**TO BE DONE**
Write out the listing beneath this instruction in its entirety, exactly as it reads.

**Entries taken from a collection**

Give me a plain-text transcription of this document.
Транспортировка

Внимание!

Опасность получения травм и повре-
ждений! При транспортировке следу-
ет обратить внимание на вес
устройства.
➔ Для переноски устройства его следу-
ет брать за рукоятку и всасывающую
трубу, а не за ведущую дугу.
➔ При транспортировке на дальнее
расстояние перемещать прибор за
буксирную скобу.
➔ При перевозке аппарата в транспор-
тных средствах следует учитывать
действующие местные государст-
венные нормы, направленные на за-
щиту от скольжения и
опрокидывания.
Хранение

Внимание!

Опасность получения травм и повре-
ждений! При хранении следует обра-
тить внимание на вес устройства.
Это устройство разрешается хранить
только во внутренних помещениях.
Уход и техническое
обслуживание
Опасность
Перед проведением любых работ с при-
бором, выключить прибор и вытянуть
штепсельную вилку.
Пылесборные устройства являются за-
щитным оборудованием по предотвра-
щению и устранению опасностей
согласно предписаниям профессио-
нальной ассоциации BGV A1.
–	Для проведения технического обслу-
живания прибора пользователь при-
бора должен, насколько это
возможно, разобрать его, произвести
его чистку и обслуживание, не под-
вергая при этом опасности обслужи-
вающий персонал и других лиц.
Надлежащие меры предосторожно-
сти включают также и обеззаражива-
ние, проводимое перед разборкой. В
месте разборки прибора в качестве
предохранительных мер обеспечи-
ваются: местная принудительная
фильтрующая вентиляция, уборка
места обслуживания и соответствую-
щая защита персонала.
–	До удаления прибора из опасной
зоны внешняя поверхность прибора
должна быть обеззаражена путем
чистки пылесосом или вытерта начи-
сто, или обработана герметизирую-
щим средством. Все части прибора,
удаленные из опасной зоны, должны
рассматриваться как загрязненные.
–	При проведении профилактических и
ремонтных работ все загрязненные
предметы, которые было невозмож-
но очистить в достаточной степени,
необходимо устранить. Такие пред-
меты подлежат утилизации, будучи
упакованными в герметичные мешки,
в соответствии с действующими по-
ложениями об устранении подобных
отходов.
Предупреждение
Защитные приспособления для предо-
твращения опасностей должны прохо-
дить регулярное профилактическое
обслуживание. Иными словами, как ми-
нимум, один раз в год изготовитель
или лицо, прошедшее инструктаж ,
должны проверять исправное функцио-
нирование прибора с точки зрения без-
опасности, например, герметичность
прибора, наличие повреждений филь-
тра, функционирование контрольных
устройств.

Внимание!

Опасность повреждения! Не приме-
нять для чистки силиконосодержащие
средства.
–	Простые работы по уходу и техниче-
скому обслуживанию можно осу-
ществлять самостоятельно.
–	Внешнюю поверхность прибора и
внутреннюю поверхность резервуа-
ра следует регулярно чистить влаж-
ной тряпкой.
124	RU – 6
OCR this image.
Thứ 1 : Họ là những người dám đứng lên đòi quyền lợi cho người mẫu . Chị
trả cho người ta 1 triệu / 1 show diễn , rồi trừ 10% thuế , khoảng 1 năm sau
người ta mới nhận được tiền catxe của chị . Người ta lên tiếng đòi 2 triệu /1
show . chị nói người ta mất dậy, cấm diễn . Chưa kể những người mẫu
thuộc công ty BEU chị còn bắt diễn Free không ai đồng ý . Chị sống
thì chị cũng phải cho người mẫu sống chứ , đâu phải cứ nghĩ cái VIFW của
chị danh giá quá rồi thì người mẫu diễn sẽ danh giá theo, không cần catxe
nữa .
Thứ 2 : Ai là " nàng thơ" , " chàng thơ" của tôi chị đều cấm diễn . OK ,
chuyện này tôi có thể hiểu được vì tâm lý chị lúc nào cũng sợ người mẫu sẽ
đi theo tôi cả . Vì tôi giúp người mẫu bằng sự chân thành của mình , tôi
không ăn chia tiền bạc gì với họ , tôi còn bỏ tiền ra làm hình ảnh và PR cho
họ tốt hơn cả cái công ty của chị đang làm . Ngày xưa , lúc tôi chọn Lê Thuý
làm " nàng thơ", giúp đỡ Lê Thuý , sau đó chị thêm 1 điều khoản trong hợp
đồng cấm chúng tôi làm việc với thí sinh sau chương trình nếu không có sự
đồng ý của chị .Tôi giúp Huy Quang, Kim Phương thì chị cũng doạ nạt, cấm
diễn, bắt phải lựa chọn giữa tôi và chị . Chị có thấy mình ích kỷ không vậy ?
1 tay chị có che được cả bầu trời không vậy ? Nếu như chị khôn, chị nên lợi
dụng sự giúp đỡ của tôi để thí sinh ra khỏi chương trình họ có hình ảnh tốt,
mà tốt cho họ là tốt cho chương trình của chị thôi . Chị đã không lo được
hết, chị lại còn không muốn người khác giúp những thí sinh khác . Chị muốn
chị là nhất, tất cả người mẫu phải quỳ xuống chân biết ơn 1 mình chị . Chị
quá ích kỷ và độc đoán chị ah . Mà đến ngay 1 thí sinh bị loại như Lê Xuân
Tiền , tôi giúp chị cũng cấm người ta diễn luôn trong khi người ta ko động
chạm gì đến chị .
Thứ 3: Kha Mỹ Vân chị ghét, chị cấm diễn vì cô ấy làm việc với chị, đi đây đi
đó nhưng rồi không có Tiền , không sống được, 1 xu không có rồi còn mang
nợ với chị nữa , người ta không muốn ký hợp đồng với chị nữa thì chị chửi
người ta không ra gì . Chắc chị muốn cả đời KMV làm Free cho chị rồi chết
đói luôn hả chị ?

**RESPONSE TO THE TASK**
Give me a plain-text transcription of this document.
Транспортировка

Внимание!

Опасность получения травм и повре-
ждений! При транспортировке следу-
ет обратить внимание на вес
устройства.
➔ Для переноски устройства его следу-
ет брать за рукоятку и всасывающую
трубу, а не за ведущую дугу.
➔ При транспортировке на дальнее
расстояние перемещать прибор за
буксирную скобу.
➔ При перевозке аппарата в транспор-
тных средствах следует учитывать
действующие местные государст-
венные нормы, направленные на за-
щиту от скольжения и
опрокидывания.
Хранение

Внимание!

Опасность получения травм и повре-
ждений! При хранении следует обра-
тить внимание на вес устройства.
Это устройство разрешается хранить
только во внутренних помещениях.
Уход и техническое
обслуживание
Опасность
Перед проведением любых работ с при-
бором, выключить прибор и вытянуть
штепсельную вилку.
Пылесборные устройства являются за-
щитным оборудованием по предотвра-
щению и устранению опасностей
согласно предписаниям профессио-
нальной ассоциации BGV A1.
–	Для проведения технического обслу-
живания прибора пользователь при-
бора должен, насколько это
возможно, разобрать его, произвести
его чистку и обслуживание, не под-
вергая при этом опасности обслужи-
вающий персонал и других лиц.
Надлежащие меры предосторожно-
сти включают также и обеззаражива-
ние, проводимое перед разборкой. В
месте разборки прибора в качестве
предохранительных мер обеспечи-
ваются: местная принудительная
фильтрующая вентиляция, уборка
места обслуживания и соответствую-
щая защита персонала.
–	До удаления прибора из опасной
зоны внешняя поверхность прибора
должна быть обеззаражена путем
чистки пылесосом или вытерта начи-
сто, или обработана герметизирую-
щим средством. Все части прибора,
удаленные из опасной зоны, должны
рассматриваться как загрязненные.
–	При проведении профилактических и
ремонтных работ все загрязненные
предметы, которые было невозмож-
но очистить в достаточной степени,
необходимо устранить. Такие пред-
меты подлежат утилизации, будучи
упакованными в герметичные мешки,
в соответствии с действующими по-
ложениями об устранении подобных
отходов.
Предупреждение
Защитные приспособления для предо-
твращения опасностей должны прохо-
дить регулярное профилактическое
обслуживание. Иными словами, как ми-
нимум, один раз в год изготовитель
или лицо, прошедшее инструктаж ,
должны проверять исправное функцио-
нирование прибора с точки зрения без-
опасности, например, герметичность
прибора, наличие повреждений филь-
тра, функционирование контрольных
устройств.

Внимание!

Опасность повреждения! Не приме-
нять для чистки силиконосодержащие
средства.
–	Простые работы по уходу и техниче-
скому обслуживанию можно осу-
ществлять самостоятельно.
–	Внешнюю поверхность прибора и
внутреннюю поверхность резервуа-
ра следует регулярно чистить влаж-
ной тряпкой.
124	RU – 6
OCR this image.
Thứ 1 : Họ là những người dám đứng lên đòi quyền lợi cho người mẫu . Chị
trả cho người ta 1 triệu / 1 show diễn , rồi trừ 10% thuế , khoảng 1 năm sau
người ta mới nhận được tiền catxe của chị . Người ta lên tiếng đòi 2 triệu /1
show . chị nói người ta mất dậy, cấm diễn . Chưa kể những người mẫu
thuộc công ty BEU chị còn bắt diễn Free không ai đồng ý . Chị sống
thì chị cũng phải cho người mẫu sống chứ , đâu phải cứ nghĩ cái VIFW của
chị danh giá quá rồi thì người mẫu diễn sẽ danh giá theo, không cần catxe
nữa .
Thứ 2 : Ai là " nàng thơ" , " chàng thơ" của tôi chị đều cấm diễn . OK ,
chuyện này tôi có thể hiểu được vì tâm lý chị lúc nào cũng sợ người mẫu sẽ
đi theo tôi cả . Vì tôi giúp người mẫu bằng sự chân thành của mình , tôi
không ăn chia tiền bạc gì với họ , tôi còn bỏ tiền ra làm hình ảnh và PR cho
họ tốt hơn cả cái công ty của chị đang làm . Ngày xưa , lúc tôi chọn Lê Thuý
làm " nàng thơ", giúp đỡ Lê Thuý , sau đó chị thêm 1 điều khoản trong hợp
đồng cấm chúng tôi làm việc với thí sinh sau chương trình nếu không có sự
đồng ý của chị .Tôi giúp Huy Quang, Kim Phương thì chị cũng doạ nạt, cấm
diễn, bắt phải lựa chọn giữa tôi và chị . Chị có thấy mình ích kỷ không vậy ?
1 tay chị có che được cả bầu trời không vậy ? Nếu như chị khôn, chị nên lợi
dụng sự giúp đỡ của tôi để thí sinh ra khỏi chương trình họ có hình ảnh tốt,
mà tốt cho họ là tốt cho chương trình của chị thôi . Chị đã không lo được
hết, chị lại còn không muốn người khác giúp những thí sinh khác . Chị muốn
chị là nhất, tất cả người mẫu phải quỳ xuống chân biết ơn 1 mình chị . Chị
quá ích kỷ và độc đoán chị ah . Mà đến ngay 1 thí sinh bị loại như Lê Xuân
Tiền , tôi giúp chị cũng cấm người ta diễn luôn trong khi người ta ko động
chạm gì đến chị .
Thứ 3: Kha Mỹ Vân chị ghét, chị cấm diễn vì cô ấy làm việc với chị, đi đây đi
đó nhưng rồi không có Tiền , không sống được, 1 xu không có rồi còn mang
nợ với chị nữa , người ta không muốn ký hợp đồng với chị nữa thì chị chửi
người ta không ra gì . Chắc chị muốn cả đời KMV làm Free cho chị rồi chết
đói luôn hả chị ?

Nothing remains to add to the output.